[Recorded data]

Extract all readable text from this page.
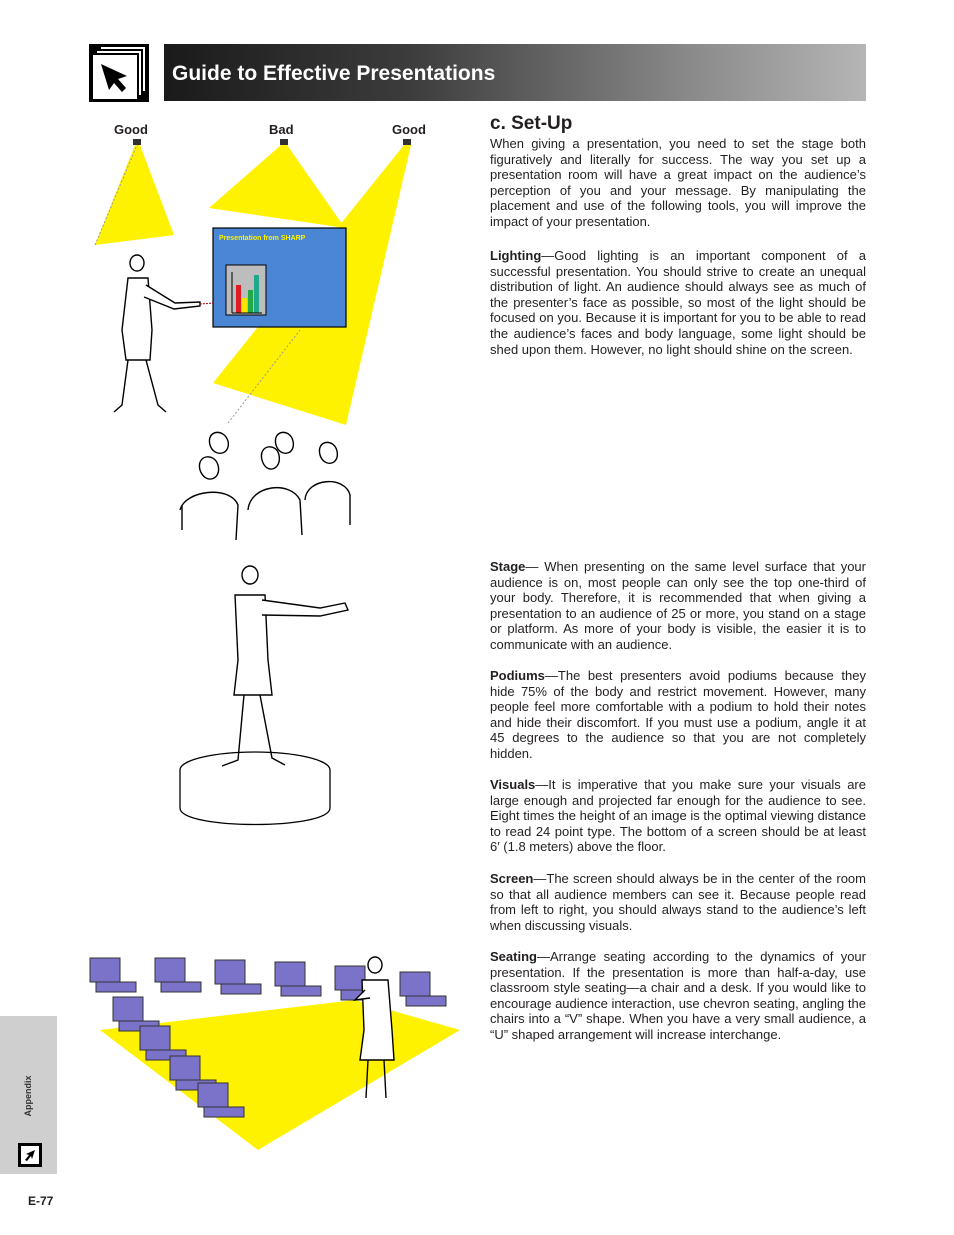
Guide to Effective Presentations
Good	Bad	Good
Presentation from SHARP
c. Set-Up

When giving a presentation, you need to set the stage both figuratively and literally for success. The way you set up a presentation room will have a great impact on the audience’s perception of you and your message. By manipulating the placement and use of the following tools, you will improve the impact of your presentation.

Lighting—Good lighting is an important component of a successful presentation. You should strive to create an unequal distribution of light. An audience should always see as much of the presenter’s face as possible, so most of the light should be focused on you. Because it is important for you to be able to read the audience’s faces and body language, some light should be shed upon them. However, no light should shine on the screen.

Stage— When presenting on the same level surface that your audience is on, most people can only see the top one-third of your body. Therefore, it is recommended that when giving a presentation to an audience of 25 or more, you stand on a stage or platform. As more of your body is visible, the easier it is to communicate with an audience.

Podiums—The best presenters avoid podiums because they hide 75% of the body and restrict movement. However, many people feel more comfortable with a podium to hold their notes and hide their discomfort. If you must use a podium, angle it at 45 degrees to the audience so that you are not completely hidden.

Visuals—It is imperative that you make sure your visuals are large enough and projected far enough for the audience to see. Eight times the height of an image is the optimal viewing distance to read 24 point type. The bottom of a screen should be at least 6′ (1.8 meters) above the floor.

Screen—The screen should always be in the center of the room so that all audience members can see it. Because people read from left to right, you should always stand to the audience’s left when discussing visuals.

Seating—Arrange seating according to the dynamics of your presentation. If the presentation is more than half-a-day, use classroom style seating—a chair and a desk. If you would like to encourage audience interaction, use chevron seating, angling the chairs into a “V” shape. When you have a very small audience, a “U” shaped arrangement will increase interchange.

Appendix
E-77
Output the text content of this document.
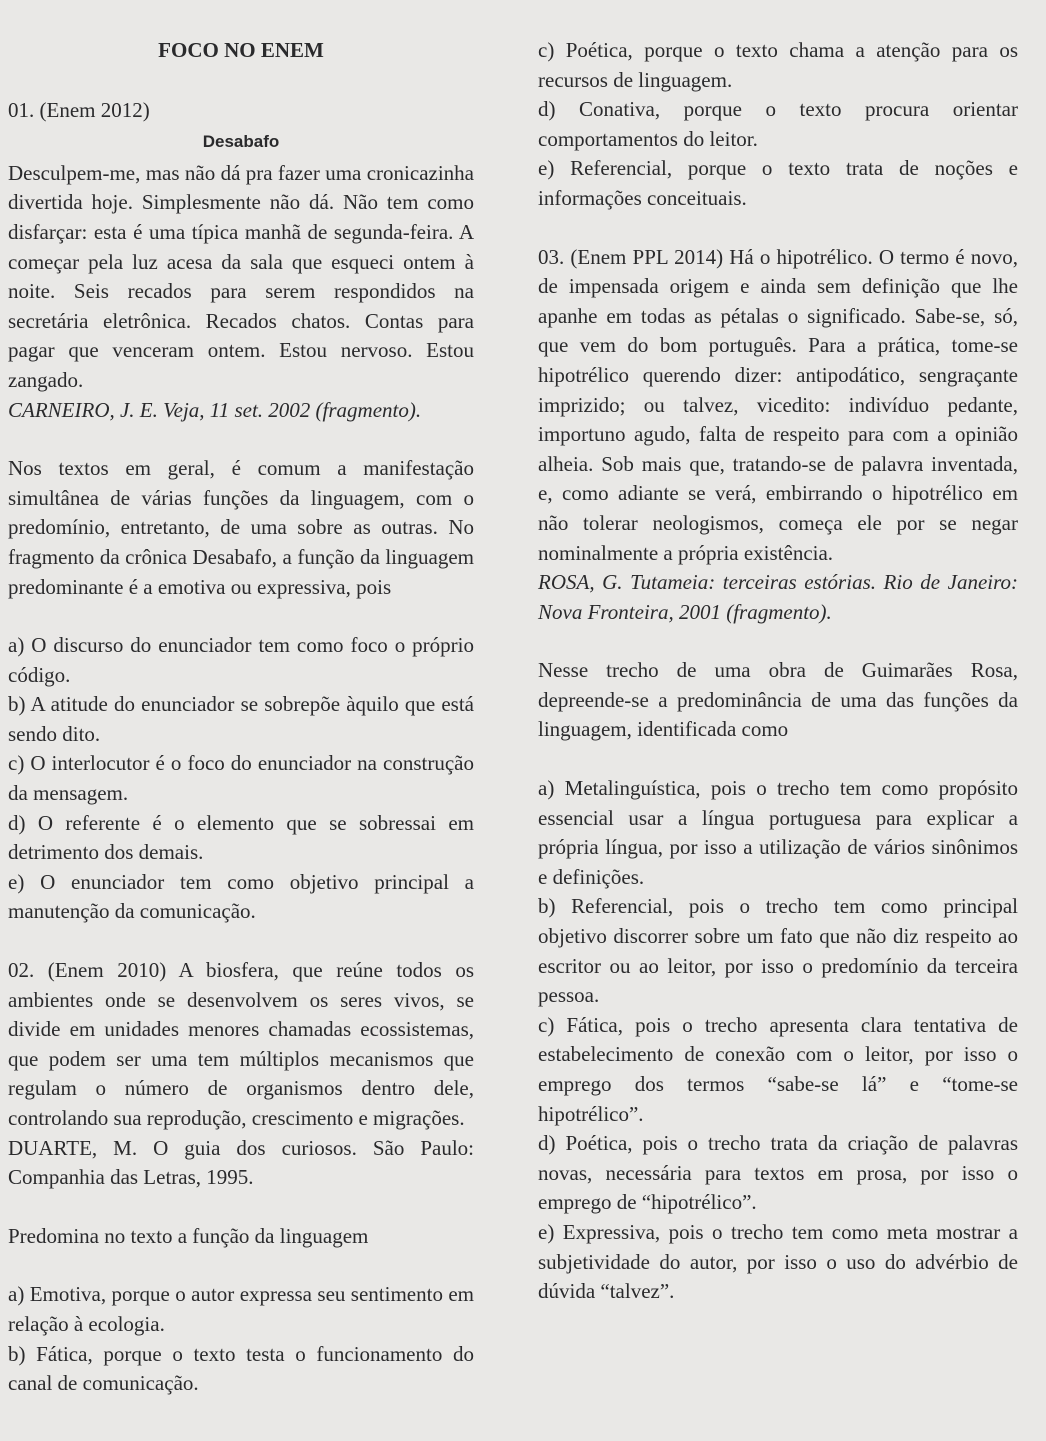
FOCO NO ENEM

01. (Enem 2012)

Desabafo

Desculpem-me, mas não dá pra fazer uma cronicazinha divertida hoje. Simplesmente não dá. Não tem como disfarçar: esta é uma típica manhã de segunda-feira. A começar pela luz acesa da sala que esqueci ontem à noite. Seis recados para serem respondidos na secretária eletrônica. Recados chatos. Contas para pagar que venceram ontem. Estou nervoso. Estou zangado.

CARNEIRO, J. E. Veja, 11 set. 2002 (fragmento).

Nos textos em geral, é comum a manifestação simultânea de várias funções da linguagem, com o predomínio, entretanto, de uma sobre as outras. No fragmento da crônica Desabafo, a função da linguagem predominante é a emotiva ou expressiva, pois

a) O discurso do enunciador tem como foco o próprio código.

b) A atitude do enunciador se sobrepõe àquilo que está sendo dito.

c) O interlocutor é o foco do enunciador na construção da mensagem.

d) O referente é o elemento que se sobressai em detrimento dos demais.

e) O enunciador tem como objetivo principal a manutenção da comunicação.

02. (Enem 2010) A biosfera, que reúne todos os ambientes onde se desenvolvem os seres vivos, se divide em unidades menores chamadas ecossistemas, que podem ser uma tem múltiplos mecanismos que regulam o número de organismos dentro dele, controlando sua reprodução, crescimento e migrações.

DUARTE, M. O guia dos curiosos. São Paulo: Companhia das Letras, 1995.

Predomina no texto a função da linguagem

a) Emotiva, porque o autor expressa seu sentimento em relação à ecologia.

b) Fática, porque o texto testa o funcionamento do canal de comunicação.

c) Poética, porque o texto chama a atenção para os recursos de linguagem.

d) Conativa, porque o texto procura orientar comportamentos do leitor.

e) Referencial, porque o texto trata de noções e informações conceituais.

03. (Enem PPL 2014) Há o hipotrélico. O termo é novo, de impensada origem e ainda sem definição que lhe apanhe em todas as pétalas o significado. Sabe-se, só, que vem do bom português. Para a prática, tome-se hipotrélico querendo dizer: antipodático, sengraçante imprizido; ou talvez, vicedito: indivíduo pedante, importuno agudo, falta de respeito para com a opinião alheia. Sob mais que, tratando-se de palavra inventada, e, como adiante se verá, embirrando o hipotrélico em não tolerar neologismos, começa ele por se negar nominalmente a própria existência.

ROSA, G. Tutameia: terceiras estórias. Rio de Janeiro: Nova Fronteira, 2001 (fragmento).

Nesse trecho de uma obra de Guimarães Rosa, depreende-se a predominância de uma das funções da linguagem, identificada como

a) Metalinguística, pois o trecho tem como propósito essencial usar a língua portuguesa para explicar a própria língua, por isso a utilização de vários sinônimos e definições.

b) Referencial, pois o trecho tem como principal objetivo discorrer sobre um fato que não diz respeito ao escritor ou ao leitor, por isso o predomínio da terceira pessoa.

c) Fática, pois o trecho apresenta clara tentativa de estabelecimento de conexão com o leitor, por isso o emprego dos termos “sabe-se lá” e “tome-se hipotrélico”.

d) Poética, pois o trecho trata da criação de palavras novas, necessária para textos em prosa, por isso o emprego de “hipotrélico”.

e) Expressiva, pois o trecho tem como meta mostrar a subjetividade do autor, por isso o uso do advérbio de dúvida “talvez”.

TASK PROMPT:
Whenever "predomínio" turns up in a line, pick that line out.

WRITTEN ANSWER:
Nos textos em geral, é comum a manifestação simultânea de várias funções da linguagem, com o predomínio, entretanto, de uma sobre as outras. No fragmento da crônica Desabafo, a função da linguagem predominante é a emotiva ou expressiva, pois
b) Referencial, pois o trecho tem como principal objetivo discorrer sobre um fato que não diz respeito ao escritor ou ao leitor, por isso o predomínio da terceira pessoa.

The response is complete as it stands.